#### SELECTED EXCERPT ####

When pressed by audio enthusiasts for advice about how to significantly improve their systems, I recommend investigating state-of-the-art isolation devices before even thinking about swapping into ultra-priced components, investing in mega-buck AC power cords, or entering the snake pit of ever-multiplying cable choices. Although some of the audio world sees isolation as a tweak, it is more accurate, and useful, to see it as the foundation of a system - as central as the supporting structure of a home or building, and as essential to performance as wheels, tires, and suspension on a sports car. Ask any resident of Tokyo or San Francisco if earthquake-proof building techniques are a mere tweak. Put Buick suspension, wheels, and tires on a Porsche and it will handle like a Buick

Although beyond the immediate evidence of our senses, it is fruitful to conceive the physical universe as composed of intertwining and interpenetrating patterns of vibrations. Our goal in high-fidelity music reproduction is to re-create, electrically and mechanically, those specific patterned vibrations that contain musical meaning, and clarify to the utmost these wanted vibrations by separating them from the ubiquitous and unwanted vibrations that do not. The better we can isolate those physical and electromagnetic patterns of vibrations, the more convincing our illusion of musical reproduction will be. Although we tend to create an artificial boundary between the mechanical/physical world and that of the electromagnetic realm, it is closer to the facts that the two realms are a continuum and can and do interpenetrate, modify, change, and affect each other.

####

▶ [COMPLETE THE FOLLOWING]
1 – In the passage on audio isolation, what does the author advise investigating before swapping into ultra-priced components?
2 – Reproduce the passage on audio isolation word for word, starting with "Although beyond the" and going on through "affect each other.".

#### DATASET EXCERPT ####

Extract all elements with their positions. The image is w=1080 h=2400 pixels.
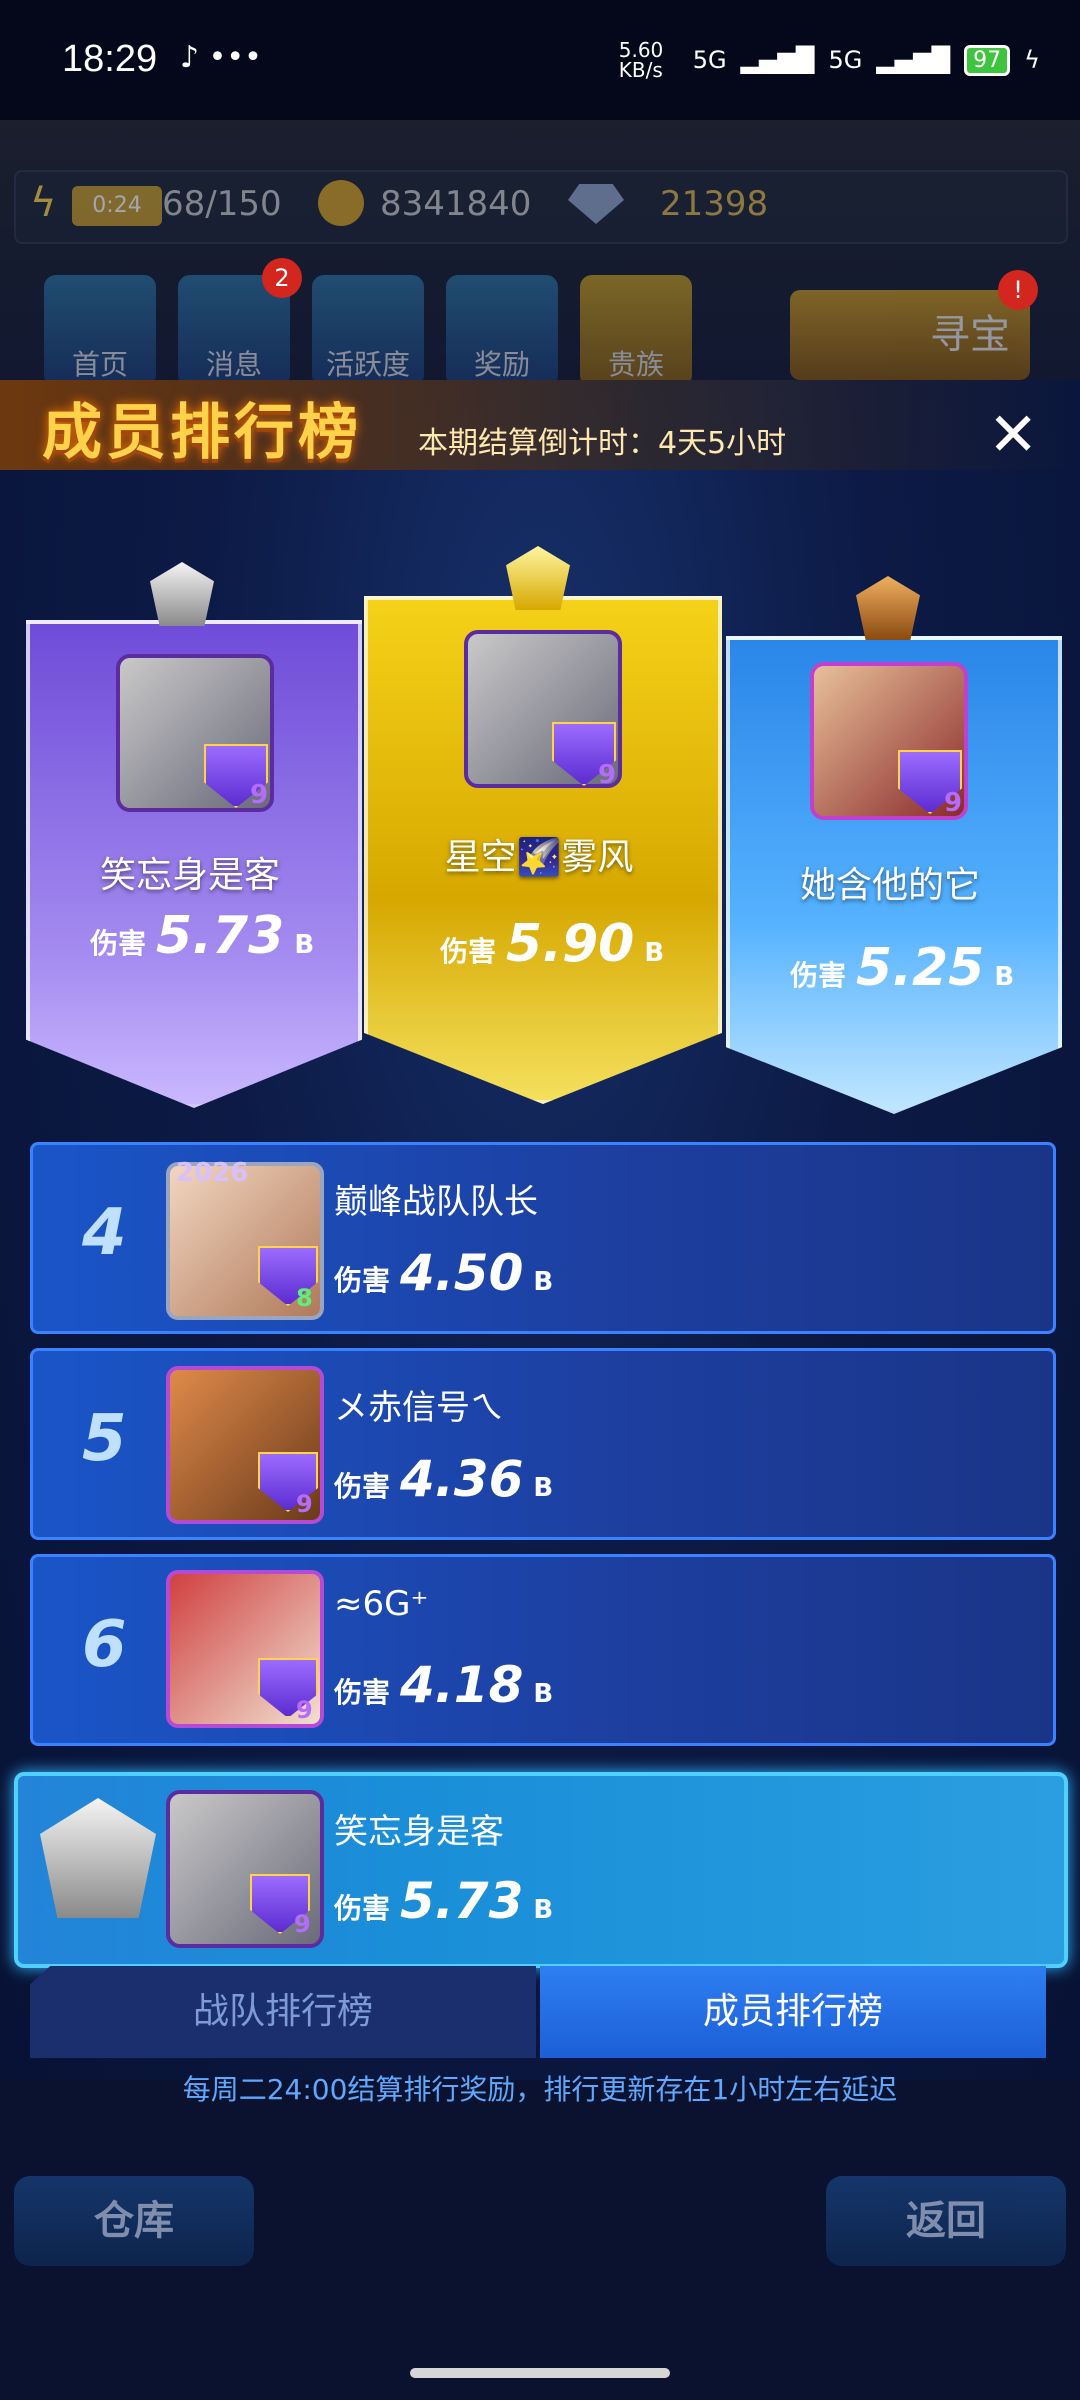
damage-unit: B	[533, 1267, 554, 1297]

####

▶ [RESPONSES TO THE TASKS]
1 – State-of-the-art isolation devices.

2 –
Although beyond the immediate evidence of our senses, it is fruitful to conceive the physical universe as composed of intertwining and interpenetrating patterns of vibrations. Our goal in high-fidelity music reproduction is to re-create, electrically and mechanically, those specific patterned vibrations that contain musical meaning, and clarify to the utmost these wanted vibrations by separating them from the ubiquitous and unwanted vibrations that do not. The better we can isolate those physical and electromagnetic patterns of vibrations, the more convincing our illusion of musical reproduction will be. Although we tend to create an artificial boundary between the mechanical/physical world and that of the electromagnetic realm, it is closer to the facts that the two realms are a continuum and can and do interpenetrate, modify, change, and affect each other.